EXERCISE:
Pick out each line with the word "назначения" from the material that follows.

-- Start DATA EXCERPTS --

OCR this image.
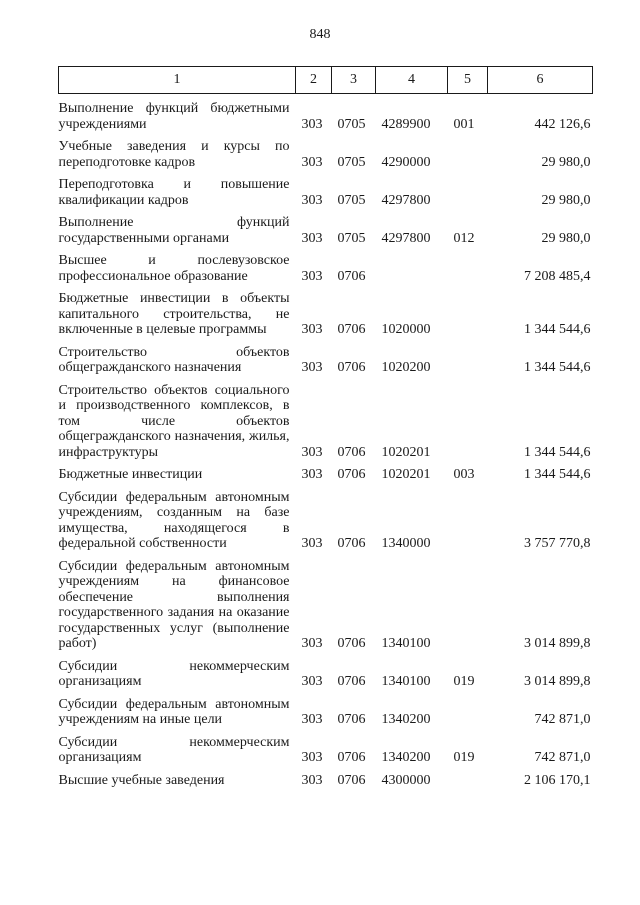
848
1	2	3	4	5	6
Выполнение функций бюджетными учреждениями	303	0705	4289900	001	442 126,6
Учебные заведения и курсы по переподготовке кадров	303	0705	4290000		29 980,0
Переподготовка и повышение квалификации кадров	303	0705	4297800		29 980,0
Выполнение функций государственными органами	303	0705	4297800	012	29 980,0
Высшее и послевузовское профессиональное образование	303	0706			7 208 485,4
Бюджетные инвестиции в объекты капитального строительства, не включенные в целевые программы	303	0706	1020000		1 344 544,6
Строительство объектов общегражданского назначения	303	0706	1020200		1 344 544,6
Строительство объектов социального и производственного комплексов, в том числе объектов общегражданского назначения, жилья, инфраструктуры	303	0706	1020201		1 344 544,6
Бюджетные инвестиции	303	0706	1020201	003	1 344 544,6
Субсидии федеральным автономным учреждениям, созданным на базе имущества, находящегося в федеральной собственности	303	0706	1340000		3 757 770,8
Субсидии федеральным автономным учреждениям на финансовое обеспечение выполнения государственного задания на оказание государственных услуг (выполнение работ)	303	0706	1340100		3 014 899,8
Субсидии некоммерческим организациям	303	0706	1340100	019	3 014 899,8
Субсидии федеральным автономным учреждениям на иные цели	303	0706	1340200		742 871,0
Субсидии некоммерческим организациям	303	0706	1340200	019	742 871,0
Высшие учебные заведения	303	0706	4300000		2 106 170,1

-- End DATA EXCERPTS --
-- Start DATA EXCERPTS --

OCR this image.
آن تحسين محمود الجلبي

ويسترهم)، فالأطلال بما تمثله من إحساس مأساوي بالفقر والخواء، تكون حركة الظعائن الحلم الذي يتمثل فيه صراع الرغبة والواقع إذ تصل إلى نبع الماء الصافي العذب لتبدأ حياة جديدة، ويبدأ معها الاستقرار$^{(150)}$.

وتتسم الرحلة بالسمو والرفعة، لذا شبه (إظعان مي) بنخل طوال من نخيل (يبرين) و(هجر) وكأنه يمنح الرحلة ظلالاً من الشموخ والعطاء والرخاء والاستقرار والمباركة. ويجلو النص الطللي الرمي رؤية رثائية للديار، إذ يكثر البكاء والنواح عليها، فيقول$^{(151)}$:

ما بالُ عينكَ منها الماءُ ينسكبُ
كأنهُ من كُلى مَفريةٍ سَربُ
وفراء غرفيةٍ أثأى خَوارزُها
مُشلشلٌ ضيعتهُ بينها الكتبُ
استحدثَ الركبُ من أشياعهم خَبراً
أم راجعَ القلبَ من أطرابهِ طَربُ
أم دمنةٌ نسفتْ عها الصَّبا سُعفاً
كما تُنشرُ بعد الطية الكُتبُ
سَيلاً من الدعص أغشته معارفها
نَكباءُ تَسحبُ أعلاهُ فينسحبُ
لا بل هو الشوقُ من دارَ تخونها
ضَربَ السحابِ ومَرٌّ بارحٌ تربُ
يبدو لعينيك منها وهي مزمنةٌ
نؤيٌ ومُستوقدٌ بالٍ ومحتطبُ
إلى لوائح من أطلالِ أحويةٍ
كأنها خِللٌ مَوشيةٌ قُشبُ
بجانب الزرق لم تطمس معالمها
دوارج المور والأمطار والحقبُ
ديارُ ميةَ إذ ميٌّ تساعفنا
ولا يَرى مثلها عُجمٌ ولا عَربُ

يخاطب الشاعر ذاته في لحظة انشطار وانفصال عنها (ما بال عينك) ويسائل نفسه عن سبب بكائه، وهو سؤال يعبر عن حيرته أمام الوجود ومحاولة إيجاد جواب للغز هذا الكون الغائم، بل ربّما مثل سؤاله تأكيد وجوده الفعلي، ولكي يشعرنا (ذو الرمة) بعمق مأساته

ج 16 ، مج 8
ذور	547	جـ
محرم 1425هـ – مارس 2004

-- End DATA EXCERPTS --
-- Start DATA EXCERPTS --

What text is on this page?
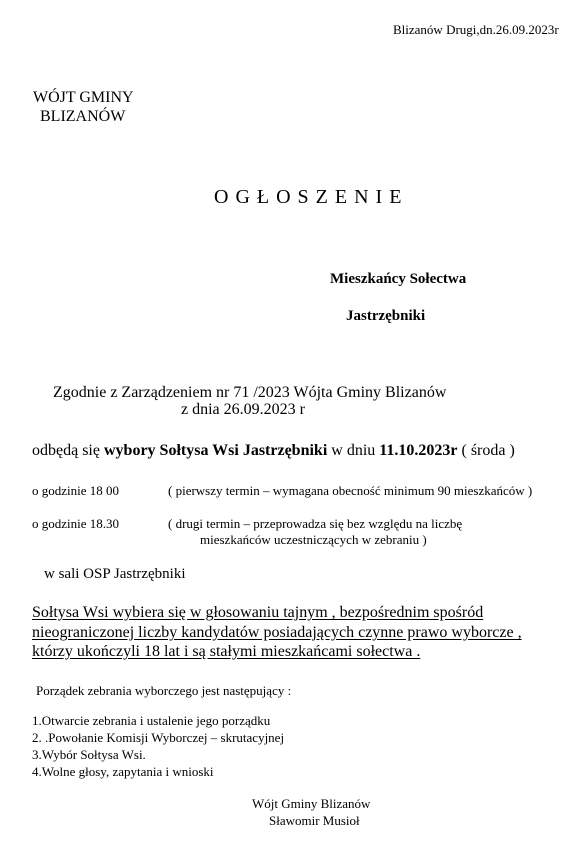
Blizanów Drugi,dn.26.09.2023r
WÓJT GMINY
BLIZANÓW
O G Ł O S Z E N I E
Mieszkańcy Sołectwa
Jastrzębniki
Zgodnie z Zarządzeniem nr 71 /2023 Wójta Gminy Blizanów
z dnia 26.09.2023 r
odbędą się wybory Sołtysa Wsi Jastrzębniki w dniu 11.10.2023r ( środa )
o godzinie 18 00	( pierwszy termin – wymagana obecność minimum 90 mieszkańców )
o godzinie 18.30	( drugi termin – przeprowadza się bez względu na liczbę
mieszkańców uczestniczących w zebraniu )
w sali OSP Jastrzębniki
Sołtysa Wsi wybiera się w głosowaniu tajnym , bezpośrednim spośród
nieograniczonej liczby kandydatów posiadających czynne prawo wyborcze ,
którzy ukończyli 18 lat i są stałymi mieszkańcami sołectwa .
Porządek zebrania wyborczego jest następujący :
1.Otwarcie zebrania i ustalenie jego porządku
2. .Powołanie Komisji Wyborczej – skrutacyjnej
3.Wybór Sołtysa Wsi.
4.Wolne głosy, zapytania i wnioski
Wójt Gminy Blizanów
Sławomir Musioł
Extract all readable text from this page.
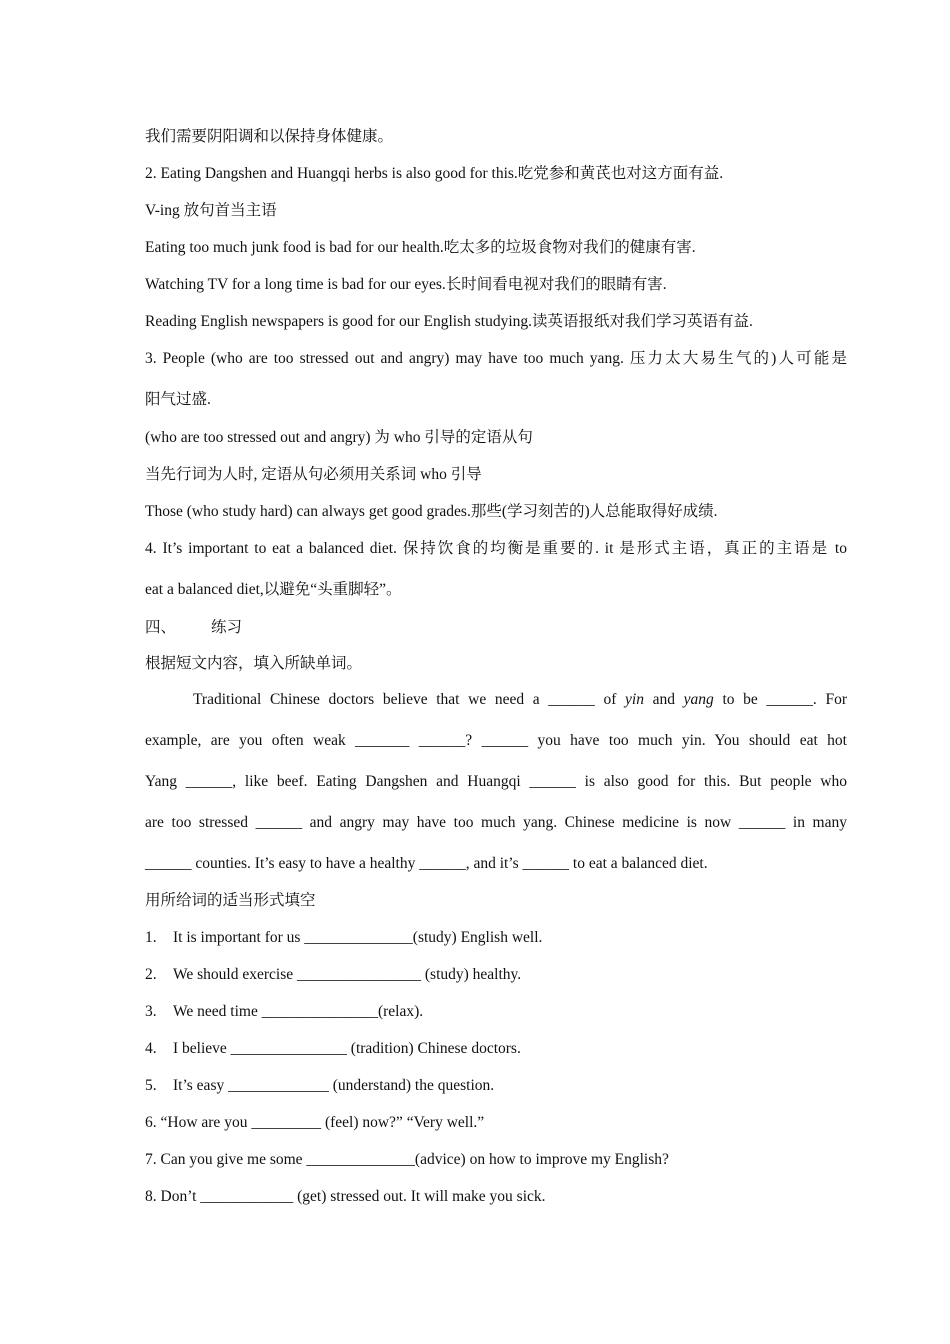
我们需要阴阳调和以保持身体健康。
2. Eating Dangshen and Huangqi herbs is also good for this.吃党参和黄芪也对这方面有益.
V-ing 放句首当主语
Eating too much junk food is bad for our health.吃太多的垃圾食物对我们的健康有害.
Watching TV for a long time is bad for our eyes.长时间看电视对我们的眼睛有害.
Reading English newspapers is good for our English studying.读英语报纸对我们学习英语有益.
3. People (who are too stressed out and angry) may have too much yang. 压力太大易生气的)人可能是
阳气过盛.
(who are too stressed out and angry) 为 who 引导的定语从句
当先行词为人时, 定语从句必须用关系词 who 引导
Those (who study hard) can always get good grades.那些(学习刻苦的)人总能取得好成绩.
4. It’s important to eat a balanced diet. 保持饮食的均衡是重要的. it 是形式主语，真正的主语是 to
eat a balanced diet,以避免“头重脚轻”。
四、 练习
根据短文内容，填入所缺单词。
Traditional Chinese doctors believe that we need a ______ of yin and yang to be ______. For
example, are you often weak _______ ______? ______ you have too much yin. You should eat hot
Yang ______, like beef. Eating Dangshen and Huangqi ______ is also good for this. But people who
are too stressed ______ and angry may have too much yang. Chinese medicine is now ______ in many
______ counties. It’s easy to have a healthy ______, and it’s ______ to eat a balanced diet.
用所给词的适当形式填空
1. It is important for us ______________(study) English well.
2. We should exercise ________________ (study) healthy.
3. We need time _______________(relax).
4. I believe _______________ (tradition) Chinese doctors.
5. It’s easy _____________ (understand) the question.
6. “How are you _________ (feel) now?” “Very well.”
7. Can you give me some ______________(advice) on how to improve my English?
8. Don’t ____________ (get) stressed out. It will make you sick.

-- End DATA EXCERPTS --

COMPLETE ANSWER:
Строительство объектов общегражданского назначения	303	0706	1020200		1 344 544,6
Строительство объектов социального и производственного комплексов, в том числе объектов общегражданского назначения, жилья, инфраструктуры	303	0706	1020201		1 344 544,6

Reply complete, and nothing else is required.